◆ **Input data**:
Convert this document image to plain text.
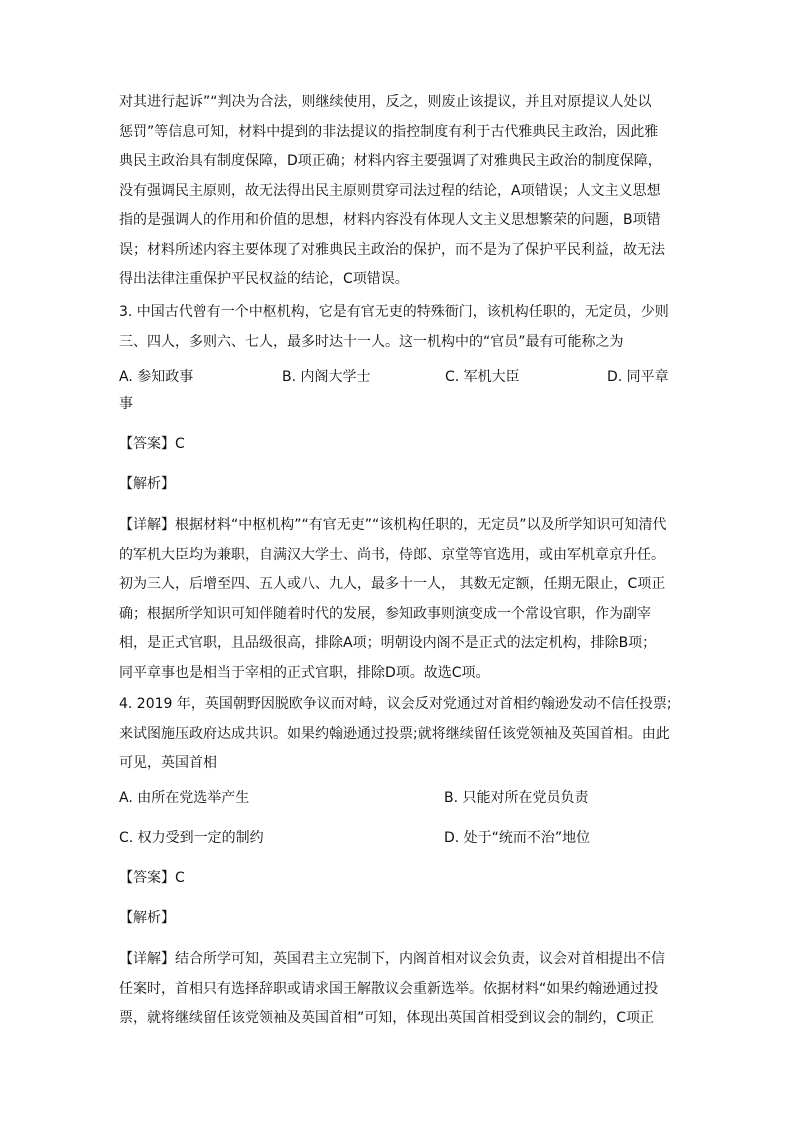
对其进行起诉”“判决为合法，则继续使用，反之，则废止该提议，并且对原提议人处以
惩罚”等信息可知，材料中提到的非法提议的指控制度有利于古代雅典民主政治，因此雅
典民主政治具有制度保障，D项正确；材料内容主要强调了对雅典民主政治的制度保障，
没有强调民主原则，故无法得出民主原则贯穿司法过程的结论，A项错误；人文主义思想
指的是强调人的作用和价值的思想，材料内容没有体现人文主义思想繁荣的问题，B项错
误；材料所述内容主要体现了对雅典民主政治的保护，而不是为了保护平民利益，故无法
得出法律注重保护平民权益的结论，C项错误。
3. 中国古代曾有一个中枢机构，它是有官无吏的特殊衙门，该机构任职的，无定员，少则
三、四人，多则六、七人，最多时达十一人。这一机构中的“官员”最有可能称之为

A. 参知政事	B. 内阁大学士	C. 军机大臣	D. 同平章

事

【答案】C

【解析】

【详解】根据材料“中枢机构”“有官无吏”“该机构任职的，无定员”以及所学知识可知清代
的军机大臣均为兼职，自满汉大学士、尚书，侍郎、京堂等官选用，或由军机章京升任。
初为三人，后增至四、五人或八、九人，最多十一人， 其数无定额，任期无限止，C项正
确；根据所学知识可知伴随着时代的发展，参知政事则演变成一个常设官职，作为副宰
相，是正式官职，且品级很高，排除A项；明朝设内阁不是正式的法定机构，排除B项；
同平章事也是相当于宰相的正式官职，排除D项。故选C项。
4. 2019 年，英国朝野因脱欧争议而对峙，议会反对党通过对首相约翰逊发动不信任投票;
来试图施压政府达成共识。如果约翰逊通过投票;就将继续留任该党领袖及英国首相。由此
可见，英国首相

A. 由所在党选举产生	B. 只能对所在党员负责

C. 权力受到一定的制约	D. 处于“统而不治”地位

【答案】C

【解析】

【详解】结合所学可知，英国君主立宪制下，内阁首相对议会负责，议会对首相提出不信
任案时，首相只有选择辞职或请求国王解散议会重新选举。依据材料“如果约翰逊通过投
票，就将继续留任该党领袖及英国首相”可知，体现出英国首相受到议会的制约，C项正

◆ **Work to complete**: Above are records with pictures; repeat the records exactly and leave the pictures out.

◆ **Final result**:
Convert this document image to plain text.
对其进行起诉”“判决为合法，则继续使用，反之，则废止该提议，并且对原提议人处以
惩罚”等信息可知，材料中提到的非法提议的指控制度有利于古代雅典民主政治，因此雅
典民主政治具有制度保障，D项正确；材料内容主要强调了对雅典民主政治的制度保障，
没有强调民主原则，故无法得出民主原则贯穿司法过程的结论，A项错误；人文主义思想
指的是强调人的作用和价值的思想，材料内容没有体现人文主义思想繁荣的问题，B项错
误；材料所述内容主要体现了对雅典民主政治的保护，而不是为了保护平民利益，故无法
得出法律注重保护平民权益的结论，C项错误。
3. 中国古代曾有一个中枢机构，它是有官无吏的特殊衙门，该机构任职的，无定员，少则
三、四人，多则六、七人，最多时达十一人。这一机构中的“官员”最有可能称之为

A. 参知政事	B. 内阁大学士	C. 军机大臣	D. 同平章

事

【答案】C

【解析】

【详解】根据材料“中枢机构”“有官无吏”“该机构任职的，无定员”以及所学知识可知清代
的军机大臣均为兼职，自满汉大学士、尚书，侍郎、京堂等官选用，或由军机章京升任。
初为三人，后增至四、五人或八、九人，最多十一人， 其数无定额，任期无限止，C项正
确；根据所学知识可知伴随着时代的发展，参知政事则演变成一个常设官职，作为副宰
相，是正式官职，且品级很高，排除A项；明朝设内阁不是正式的法定机构，排除B项；
同平章事也是相当于宰相的正式官职，排除D项。故选C项。
4. 2019 年，英国朝野因脱欧争议而对峙，议会反对党通过对首相约翰逊发动不信任投票;
来试图施压政府达成共识。如果约翰逊通过投票;就将继续留任该党领袖及英国首相。由此
可见，英国首相

A. 由所在党选举产生	B. 只能对所在党员负责

C. 权力受到一定的制约	D. 处于“统而不治”地位

【答案】C

【解析】

【详解】结合所学可知，英国君主立宪制下，内阁首相对议会负责，议会对首相提出不信
任案时，首相只有选择辞职或请求国王解散议会重新选举。依据材料“如果约翰逊通过投
票，就将继续留任该党领袖及英国首相”可知，体现出英国首相受到议会的制约，C项正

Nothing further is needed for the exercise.